▶ Exercise task: Find every line with the word "BTCUSDT" and give their count, nothing else.

▶ Data supplied:

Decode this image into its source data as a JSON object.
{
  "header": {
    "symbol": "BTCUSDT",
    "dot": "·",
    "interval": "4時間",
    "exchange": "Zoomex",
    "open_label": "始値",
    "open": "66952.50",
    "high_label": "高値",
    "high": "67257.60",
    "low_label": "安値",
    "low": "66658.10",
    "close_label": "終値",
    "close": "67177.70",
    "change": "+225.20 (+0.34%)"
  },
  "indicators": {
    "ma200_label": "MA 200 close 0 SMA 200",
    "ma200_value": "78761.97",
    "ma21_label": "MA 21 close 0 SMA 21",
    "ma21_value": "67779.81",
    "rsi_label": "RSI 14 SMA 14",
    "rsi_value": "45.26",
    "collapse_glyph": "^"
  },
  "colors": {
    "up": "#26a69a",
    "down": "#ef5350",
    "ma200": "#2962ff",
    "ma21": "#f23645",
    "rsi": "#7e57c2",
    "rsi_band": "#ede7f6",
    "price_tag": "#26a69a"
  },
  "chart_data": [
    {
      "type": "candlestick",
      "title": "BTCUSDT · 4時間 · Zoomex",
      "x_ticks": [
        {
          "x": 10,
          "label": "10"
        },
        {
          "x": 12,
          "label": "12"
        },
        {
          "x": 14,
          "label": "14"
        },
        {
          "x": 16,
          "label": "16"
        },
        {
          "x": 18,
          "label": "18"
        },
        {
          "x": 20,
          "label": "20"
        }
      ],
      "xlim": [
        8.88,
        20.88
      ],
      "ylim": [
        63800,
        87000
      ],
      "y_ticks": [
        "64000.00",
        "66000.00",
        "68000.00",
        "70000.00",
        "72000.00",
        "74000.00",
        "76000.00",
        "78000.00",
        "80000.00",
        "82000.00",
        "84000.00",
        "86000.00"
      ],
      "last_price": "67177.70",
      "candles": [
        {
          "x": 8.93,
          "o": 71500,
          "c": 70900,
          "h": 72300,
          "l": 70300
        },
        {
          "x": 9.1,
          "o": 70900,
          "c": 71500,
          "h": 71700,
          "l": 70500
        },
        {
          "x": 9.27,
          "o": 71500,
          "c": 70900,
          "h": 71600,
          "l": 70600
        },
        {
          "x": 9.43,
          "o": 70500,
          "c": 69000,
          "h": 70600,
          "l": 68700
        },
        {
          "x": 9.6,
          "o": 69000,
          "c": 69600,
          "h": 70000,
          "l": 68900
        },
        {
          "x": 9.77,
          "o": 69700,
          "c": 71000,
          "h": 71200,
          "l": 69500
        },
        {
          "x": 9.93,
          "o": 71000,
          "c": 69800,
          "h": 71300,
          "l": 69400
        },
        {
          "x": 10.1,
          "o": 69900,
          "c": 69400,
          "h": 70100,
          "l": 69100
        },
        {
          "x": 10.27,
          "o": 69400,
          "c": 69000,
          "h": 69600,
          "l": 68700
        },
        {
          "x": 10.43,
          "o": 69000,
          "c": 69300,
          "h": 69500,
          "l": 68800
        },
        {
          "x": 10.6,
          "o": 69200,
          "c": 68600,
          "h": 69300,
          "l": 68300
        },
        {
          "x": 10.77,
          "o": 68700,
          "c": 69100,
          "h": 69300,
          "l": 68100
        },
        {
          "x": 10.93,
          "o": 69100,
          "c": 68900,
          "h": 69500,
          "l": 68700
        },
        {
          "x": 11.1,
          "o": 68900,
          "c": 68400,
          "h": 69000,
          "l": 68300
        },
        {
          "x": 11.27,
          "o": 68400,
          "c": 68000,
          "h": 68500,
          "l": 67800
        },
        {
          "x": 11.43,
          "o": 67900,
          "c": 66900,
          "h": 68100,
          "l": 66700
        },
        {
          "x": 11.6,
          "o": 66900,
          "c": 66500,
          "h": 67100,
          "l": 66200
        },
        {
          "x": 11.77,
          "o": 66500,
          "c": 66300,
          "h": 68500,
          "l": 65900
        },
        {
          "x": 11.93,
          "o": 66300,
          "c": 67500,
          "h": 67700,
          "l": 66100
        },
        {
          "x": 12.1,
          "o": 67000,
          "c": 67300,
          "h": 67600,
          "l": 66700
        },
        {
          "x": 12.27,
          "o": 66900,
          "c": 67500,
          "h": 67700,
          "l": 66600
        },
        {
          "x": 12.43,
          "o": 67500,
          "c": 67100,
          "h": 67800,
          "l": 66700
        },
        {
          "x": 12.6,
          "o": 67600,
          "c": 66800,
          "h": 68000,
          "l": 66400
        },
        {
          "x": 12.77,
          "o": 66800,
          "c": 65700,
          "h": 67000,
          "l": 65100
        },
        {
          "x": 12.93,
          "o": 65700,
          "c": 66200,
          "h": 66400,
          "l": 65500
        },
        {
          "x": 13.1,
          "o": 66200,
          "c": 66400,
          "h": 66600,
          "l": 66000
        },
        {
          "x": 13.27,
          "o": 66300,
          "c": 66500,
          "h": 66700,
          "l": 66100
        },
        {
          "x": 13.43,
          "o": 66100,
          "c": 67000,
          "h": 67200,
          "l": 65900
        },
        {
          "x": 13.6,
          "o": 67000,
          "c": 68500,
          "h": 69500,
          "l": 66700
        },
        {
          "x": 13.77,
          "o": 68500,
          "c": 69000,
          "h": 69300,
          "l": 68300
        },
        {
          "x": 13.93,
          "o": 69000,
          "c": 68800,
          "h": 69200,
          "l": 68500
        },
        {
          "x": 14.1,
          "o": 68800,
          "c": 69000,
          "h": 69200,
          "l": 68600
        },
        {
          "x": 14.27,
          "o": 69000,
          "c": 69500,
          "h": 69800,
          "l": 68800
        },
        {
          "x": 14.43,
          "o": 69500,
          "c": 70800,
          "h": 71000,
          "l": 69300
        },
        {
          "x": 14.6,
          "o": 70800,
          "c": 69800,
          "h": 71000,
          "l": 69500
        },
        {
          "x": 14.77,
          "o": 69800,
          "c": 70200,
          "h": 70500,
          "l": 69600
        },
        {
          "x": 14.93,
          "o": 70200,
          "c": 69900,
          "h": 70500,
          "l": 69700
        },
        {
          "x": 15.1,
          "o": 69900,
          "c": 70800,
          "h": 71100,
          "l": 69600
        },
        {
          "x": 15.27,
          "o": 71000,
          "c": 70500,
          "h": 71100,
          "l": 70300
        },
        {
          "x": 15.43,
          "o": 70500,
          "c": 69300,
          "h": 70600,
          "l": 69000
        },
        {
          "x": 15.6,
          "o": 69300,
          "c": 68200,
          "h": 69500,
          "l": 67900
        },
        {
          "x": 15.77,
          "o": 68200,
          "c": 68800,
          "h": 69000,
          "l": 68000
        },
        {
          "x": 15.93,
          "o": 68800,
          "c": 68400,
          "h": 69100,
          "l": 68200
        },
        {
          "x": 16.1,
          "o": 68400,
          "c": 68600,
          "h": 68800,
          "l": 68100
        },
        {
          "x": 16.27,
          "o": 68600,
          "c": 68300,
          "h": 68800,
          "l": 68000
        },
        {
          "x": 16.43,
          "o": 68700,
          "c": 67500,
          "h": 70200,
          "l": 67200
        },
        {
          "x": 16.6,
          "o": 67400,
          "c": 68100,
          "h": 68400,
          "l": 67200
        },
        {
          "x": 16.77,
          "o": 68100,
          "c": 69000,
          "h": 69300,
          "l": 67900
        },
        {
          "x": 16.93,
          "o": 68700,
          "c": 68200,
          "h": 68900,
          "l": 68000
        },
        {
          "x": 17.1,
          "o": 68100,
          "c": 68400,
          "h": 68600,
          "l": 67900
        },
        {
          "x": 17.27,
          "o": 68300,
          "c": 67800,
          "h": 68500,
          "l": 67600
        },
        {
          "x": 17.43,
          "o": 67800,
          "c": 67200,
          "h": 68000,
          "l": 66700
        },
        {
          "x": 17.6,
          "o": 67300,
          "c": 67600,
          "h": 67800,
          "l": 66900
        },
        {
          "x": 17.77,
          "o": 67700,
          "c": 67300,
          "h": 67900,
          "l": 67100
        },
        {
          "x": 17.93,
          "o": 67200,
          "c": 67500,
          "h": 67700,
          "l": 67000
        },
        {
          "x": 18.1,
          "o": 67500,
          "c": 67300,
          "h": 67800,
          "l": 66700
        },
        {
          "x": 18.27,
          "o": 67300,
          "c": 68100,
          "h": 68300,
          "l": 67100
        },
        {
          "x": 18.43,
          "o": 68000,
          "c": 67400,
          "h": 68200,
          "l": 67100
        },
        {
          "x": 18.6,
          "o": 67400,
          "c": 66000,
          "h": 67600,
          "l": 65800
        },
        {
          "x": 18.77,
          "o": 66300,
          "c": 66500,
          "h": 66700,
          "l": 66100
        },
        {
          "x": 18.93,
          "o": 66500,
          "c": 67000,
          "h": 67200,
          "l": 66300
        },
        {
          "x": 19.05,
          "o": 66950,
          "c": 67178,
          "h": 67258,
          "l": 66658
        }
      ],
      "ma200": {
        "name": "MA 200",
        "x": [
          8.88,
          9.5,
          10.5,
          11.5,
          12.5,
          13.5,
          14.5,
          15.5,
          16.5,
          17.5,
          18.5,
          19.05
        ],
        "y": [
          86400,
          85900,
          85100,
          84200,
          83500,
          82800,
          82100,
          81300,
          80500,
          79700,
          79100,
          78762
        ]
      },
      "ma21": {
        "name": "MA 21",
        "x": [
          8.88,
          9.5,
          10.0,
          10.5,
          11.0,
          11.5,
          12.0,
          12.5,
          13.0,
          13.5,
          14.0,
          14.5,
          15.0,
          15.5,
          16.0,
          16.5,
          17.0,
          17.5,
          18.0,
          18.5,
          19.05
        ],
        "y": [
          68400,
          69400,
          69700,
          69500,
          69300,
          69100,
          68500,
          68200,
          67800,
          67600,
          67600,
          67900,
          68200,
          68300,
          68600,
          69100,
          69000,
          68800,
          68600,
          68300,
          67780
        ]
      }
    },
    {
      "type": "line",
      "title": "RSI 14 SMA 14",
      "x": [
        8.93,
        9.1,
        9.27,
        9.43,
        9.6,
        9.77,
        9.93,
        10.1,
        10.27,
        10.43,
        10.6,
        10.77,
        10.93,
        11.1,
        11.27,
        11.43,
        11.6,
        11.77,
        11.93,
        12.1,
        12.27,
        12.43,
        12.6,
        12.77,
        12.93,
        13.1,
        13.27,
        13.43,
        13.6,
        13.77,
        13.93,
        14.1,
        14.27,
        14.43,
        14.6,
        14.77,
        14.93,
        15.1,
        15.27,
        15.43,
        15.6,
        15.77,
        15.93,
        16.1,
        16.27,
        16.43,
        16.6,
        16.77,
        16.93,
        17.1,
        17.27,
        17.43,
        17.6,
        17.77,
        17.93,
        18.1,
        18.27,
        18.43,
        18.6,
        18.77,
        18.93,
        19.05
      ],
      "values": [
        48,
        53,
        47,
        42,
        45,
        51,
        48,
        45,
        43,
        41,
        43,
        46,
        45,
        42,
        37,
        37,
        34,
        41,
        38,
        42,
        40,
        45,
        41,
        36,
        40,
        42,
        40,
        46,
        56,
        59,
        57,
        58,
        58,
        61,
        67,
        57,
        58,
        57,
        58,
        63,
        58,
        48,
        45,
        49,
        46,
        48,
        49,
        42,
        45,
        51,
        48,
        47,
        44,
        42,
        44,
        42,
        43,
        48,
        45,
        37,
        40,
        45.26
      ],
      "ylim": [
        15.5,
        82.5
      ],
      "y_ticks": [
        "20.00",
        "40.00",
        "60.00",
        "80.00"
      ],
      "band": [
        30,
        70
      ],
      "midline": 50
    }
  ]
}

▶ Final answer: 2